→ Record list:
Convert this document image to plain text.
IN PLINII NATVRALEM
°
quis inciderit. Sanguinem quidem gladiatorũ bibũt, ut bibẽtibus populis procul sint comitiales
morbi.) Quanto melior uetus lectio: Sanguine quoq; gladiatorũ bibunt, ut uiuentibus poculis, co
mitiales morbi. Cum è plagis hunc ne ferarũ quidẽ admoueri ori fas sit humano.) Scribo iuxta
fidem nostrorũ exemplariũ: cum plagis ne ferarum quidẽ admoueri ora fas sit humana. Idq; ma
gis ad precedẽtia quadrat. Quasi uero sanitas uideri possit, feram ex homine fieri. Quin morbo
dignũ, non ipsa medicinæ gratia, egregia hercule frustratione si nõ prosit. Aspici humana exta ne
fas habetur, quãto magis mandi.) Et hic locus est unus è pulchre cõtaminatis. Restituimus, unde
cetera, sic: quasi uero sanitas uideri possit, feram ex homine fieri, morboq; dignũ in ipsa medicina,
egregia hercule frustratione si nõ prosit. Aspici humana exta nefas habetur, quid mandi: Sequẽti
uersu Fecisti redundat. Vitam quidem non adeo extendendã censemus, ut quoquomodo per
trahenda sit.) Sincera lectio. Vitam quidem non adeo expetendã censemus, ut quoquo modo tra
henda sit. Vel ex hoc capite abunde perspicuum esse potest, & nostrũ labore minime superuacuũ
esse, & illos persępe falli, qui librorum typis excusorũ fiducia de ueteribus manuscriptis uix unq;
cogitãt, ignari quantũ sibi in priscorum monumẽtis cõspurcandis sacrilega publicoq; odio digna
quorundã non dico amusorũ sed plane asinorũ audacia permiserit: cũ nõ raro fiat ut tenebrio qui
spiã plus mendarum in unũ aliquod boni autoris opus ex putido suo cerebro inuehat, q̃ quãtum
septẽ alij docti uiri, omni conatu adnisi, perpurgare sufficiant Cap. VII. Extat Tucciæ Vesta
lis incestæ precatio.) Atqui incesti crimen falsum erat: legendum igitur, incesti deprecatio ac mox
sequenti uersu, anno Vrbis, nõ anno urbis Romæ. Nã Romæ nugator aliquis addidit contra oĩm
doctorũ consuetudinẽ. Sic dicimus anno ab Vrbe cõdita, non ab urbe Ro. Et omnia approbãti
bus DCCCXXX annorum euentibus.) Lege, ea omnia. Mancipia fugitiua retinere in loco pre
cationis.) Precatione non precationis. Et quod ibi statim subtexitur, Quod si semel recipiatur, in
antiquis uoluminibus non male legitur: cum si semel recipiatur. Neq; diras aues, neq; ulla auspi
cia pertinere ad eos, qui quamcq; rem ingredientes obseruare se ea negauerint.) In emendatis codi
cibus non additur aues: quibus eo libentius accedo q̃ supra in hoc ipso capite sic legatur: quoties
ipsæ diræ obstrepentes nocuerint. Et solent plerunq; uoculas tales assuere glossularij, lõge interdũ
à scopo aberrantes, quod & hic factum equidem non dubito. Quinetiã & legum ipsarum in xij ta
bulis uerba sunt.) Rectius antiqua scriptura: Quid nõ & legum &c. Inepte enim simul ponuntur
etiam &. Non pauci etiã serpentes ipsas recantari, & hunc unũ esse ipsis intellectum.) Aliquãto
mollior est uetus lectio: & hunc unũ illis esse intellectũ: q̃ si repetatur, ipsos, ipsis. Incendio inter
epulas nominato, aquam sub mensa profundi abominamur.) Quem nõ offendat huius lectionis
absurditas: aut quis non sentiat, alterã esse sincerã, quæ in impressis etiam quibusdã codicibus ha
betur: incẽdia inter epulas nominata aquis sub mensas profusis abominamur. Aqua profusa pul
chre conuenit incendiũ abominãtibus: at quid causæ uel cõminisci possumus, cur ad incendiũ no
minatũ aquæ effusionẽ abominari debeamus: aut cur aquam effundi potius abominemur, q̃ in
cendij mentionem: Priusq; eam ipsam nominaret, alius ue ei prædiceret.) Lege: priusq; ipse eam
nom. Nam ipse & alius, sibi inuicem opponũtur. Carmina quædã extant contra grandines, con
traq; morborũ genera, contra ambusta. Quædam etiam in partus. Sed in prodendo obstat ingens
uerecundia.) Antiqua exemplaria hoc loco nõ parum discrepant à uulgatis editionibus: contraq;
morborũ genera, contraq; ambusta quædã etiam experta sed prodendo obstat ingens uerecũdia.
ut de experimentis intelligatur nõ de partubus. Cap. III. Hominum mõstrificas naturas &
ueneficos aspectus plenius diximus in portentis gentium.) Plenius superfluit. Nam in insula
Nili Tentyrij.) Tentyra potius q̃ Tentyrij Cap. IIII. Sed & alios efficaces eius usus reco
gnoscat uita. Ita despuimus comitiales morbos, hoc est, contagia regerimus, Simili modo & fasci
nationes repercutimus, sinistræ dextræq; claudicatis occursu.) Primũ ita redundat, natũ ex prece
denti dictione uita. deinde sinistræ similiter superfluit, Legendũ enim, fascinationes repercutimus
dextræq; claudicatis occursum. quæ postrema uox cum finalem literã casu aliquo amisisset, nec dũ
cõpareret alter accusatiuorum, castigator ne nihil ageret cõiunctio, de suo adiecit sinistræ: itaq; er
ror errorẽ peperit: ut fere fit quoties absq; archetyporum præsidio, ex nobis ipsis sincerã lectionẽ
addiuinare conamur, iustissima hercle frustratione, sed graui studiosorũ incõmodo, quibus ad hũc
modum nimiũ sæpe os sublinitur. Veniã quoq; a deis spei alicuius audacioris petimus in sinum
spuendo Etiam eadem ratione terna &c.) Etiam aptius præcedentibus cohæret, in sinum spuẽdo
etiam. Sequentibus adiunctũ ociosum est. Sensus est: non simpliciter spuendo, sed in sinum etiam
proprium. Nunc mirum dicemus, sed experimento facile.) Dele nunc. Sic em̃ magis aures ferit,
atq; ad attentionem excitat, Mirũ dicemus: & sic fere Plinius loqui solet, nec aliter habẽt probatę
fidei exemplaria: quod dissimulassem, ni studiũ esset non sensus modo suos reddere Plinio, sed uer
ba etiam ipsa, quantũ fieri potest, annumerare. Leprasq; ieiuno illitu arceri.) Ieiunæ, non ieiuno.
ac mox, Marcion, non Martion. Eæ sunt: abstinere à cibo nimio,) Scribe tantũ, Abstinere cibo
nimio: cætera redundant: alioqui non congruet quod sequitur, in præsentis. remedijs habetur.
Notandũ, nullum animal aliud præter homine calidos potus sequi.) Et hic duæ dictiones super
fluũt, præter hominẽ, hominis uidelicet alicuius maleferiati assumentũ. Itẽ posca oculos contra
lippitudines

→ Goal of the exercise: All entries shown above should be printed again exactly.

→ Answer for the task:
Convert this document image to plain text.
IN PLINII NATVRALEM
°
quis inciderit. Sanguinem quidem gladiatorũ bibũt, ut bibẽtibus populis procul sint comitiales
morbi.) Quanto melior uetus lectio: Sanguine quoq; gladiatorũ bibunt, ut uiuentibus poculis, co
mitiales morbi. Cum è plagis hunc ne ferarũ quidẽ admoueri ori fas sit humano.) Scribo iuxta
fidem nostrorũ exemplariũ: cum plagis ne ferarum quidẽ admoueri ora fas sit humana. Idq; ma
gis ad precedẽtia quadrat. Quasi uero sanitas uideri possit, feram ex homine fieri. Quin morbo
dignũ, non ipsa medicinæ gratia, egregia hercule frustratione si nõ prosit. Aspici humana exta ne
fas habetur, quãto magis mandi.) Et hic locus est unus è pulchre cõtaminatis. Restituimus, unde
cetera, sic: quasi uero sanitas uideri possit, feram ex homine fieri, morboq; dignũ in ipsa medicina,
egregia hercule frustratione si nõ prosit. Aspici humana exta nefas habetur, quid mandi: Sequẽti
uersu Fecisti redundat. Vitam quidem non adeo extendendã censemus, ut quoquomodo per
trahenda sit.) Sincera lectio. Vitam quidem non adeo expetendã censemus, ut quoquo modo tra
henda sit. Vel ex hoc capite abunde perspicuum esse potest, & nostrũ labore minime superuacuũ
esse, & illos persępe falli, qui librorum typis excusorũ fiducia de ueteribus manuscriptis uix unq;
cogitãt, ignari quantũ sibi in priscorum monumẽtis cõspurcandis sacrilega publicoq; odio digna
quorundã non dico amusorũ sed plane asinorũ audacia permiserit: cũ nõ raro fiat ut tenebrio qui
spiã plus mendarum in unũ aliquod boni autoris opus ex putido suo cerebro inuehat, q̃ quãtum
septẽ alij docti uiri, omni conatu adnisi, perpurgare sufficiant Cap. VII. Extat Tucciæ Vesta
lis incestæ precatio.) Atqui incesti crimen falsum erat: legendum igitur, incesti deprecatio ac mox
sequenti uersu, anno Vrbis, nõ anno urbis Romæ. Nã Romæ nugator aliquis addidit contra oĩm
doctorũ consuetudinẽ. Sic dicimus anno ab Vrbe cõdita, non ab urbe Ro. Et omnia approbãti
bus DCCCXXX annorum euentibus.) Lege, ea omnia. Mancipia fugitiua retinere in loco pre
cationis.) Precatione non precationis. Et quod ibi statim subtexitur, Quod si semel recipiatur, in
antiquis uoluminibus non male legitur: cum si semel recipiatur. Neq; diras aues, neq; ulla auspi
cia pertinere ad eos, qui quamcq; rem ingredientes obseruare se ea negauerint.) In emendatis codi
cibus non additur aues: quibus eo libentius accedo q̃ supra in hoc ipso capite sic legatur: quoties
ipsæ diræ obstrepentes nocuerint. Et solent plerunq; uoculas tales assuere glossularij, lõge interdũ
à scopo aberrantes, quod & hic factum equidem non dubito. Quinetiã & legum ipsarum in xij ta
bulis uerba sunt.) Rectius antiqua scriptura: Quid nõ & legum &c. Inepte enim simul ponuntur
etiam &. Non pauci etiã serpentes ipsas recantari, & hunc unũ esse ipsis intellectum.) Aliquãto
mollior est uetus lectio: & hunc unũ illis esse intellectũ: q̃ si repetatur, ipsos, ipsis. Incendio inter
epulas nominato, aquam sub mensa profundi abominamur.) Quem nõ offendat huius lectionis
absurditas: aut quis non sentiat, alterã esse sincerã, quæ in impressis etiam quibusdã codicibus ha
betur: incẽdia inter epulas nominata aquis sub mensas profusis abominamur. Aqua profusa pul
chre conuenit incendiũ abominãtibus: at quid causæ uel cõminisci possumus, cur ad incendiũ no
minatũ aquæ effusionẽ abominari debeamus: aut cur aquam effundi potius abominemur, q̃ in
cendij mentionem: Priusq; eam ipsam nominaret, alius ue ei prædiceret.) Lege: priusq; ipse eam
nom. Nam ipse & alius, sibi inuicem opponũtur. Carmina quædã extant contra grandines, con
traq; morborũ genera, contra ambusta. Quædam etiam in partus. Sed in prodendo obstat ingens
uerecundia.) Antiqua exemplaria hoc loco nõ parum discrepant à uulgatis editionibus: contraq;
morborũ genera, contraq; ambusta quædã etiam experta sed prodendo obstat ingens uerecũdia.
ut de experimentis intelligatur nõ de partubus. Cap. III. Hominum mõstrificas naturas &
ueneficos aspectus plenius diximus in portentis gentium.) Plenius superfluit. Nam in insula
Nili Tentyrij.) Tentyra potius q̃ Tentyrij Cap. IIII. Sed & alios efficaces eius usus reco
gnoscat uita. Ita despuimus comitiales morbos, hoc est, contagia regerimus, Simili modo & fasci
nationes repercutimus, sinistræ dextræq; claudicatis occursu.) Primũ ita redundat, natũ ex prece
denti dictione uita. deinde sinistræ similiter superfluit, Legendũ enim, fascinationes repercutimus
dextræq; claudicatis occursum. quæ postrema uox cum finalem literã casu aliquo amisisset, nec dũ
cõpareret alter accusatiuorum, castigator ne nihil ageret cõiunctio, de suo adiecit sinistræ: itaq; er
ror errorẽ peperit: ut fere fit quoties absq; archetyporum præsidio, ex nobis ipsis sincerã lectionẽ
addiuinare conamur, iustissima hercle frustratione, sed graui studiosorũ incõmodo, quibus ad hũc
modum nimiũ sæpe os sublinitur. Veniã quoq; a deis spei alicuius audacioris petimus in sinum
spuendo Etiam eadem ratione terna &c.) Etiam aptius præcedentibus cohæret, in sinum spuẽdo
etiam. Sequentibus adiunctũ ociosum est. Sensus est: non simpliciter spuendo, sed in sinum etiam
proprium. Nunc mirum dicemus, sed experimento facile.) Dele nunc. Sic em̃ magis aures ferit,
atq; ad attentionem excitat, Mirũ dicemus: & sic fere Plinius loqui solet, nec aliter habẽt probatę
fidei exemplaria: quod dissimulassem, ni studiũ esset non sensus modo suos reddere Plinio, sed uer
ba etiam ipsa, quantũ fieri potest, annumerare. Leprasq; ieiuno illitu arceri.) Ieiunæ, non ieiuno.
ac mox, Marcion, non Martion. Eæ sunt: abstinere à cibo nimio,) Scribe tantũ, Abstinere cibo
nimio: cætera redundant: alioqui non congruet quod sequitur, in præsentis. remedijs habetur.
Notandũ, nullum animal aliud præter homine calidos potus sequi.) Et hic duæ dictiones super
fluũt, præter hominẽ, hominis uidelicet alicuius maleferiati assumentũ. Itẽ posca oculos contra
lippitudines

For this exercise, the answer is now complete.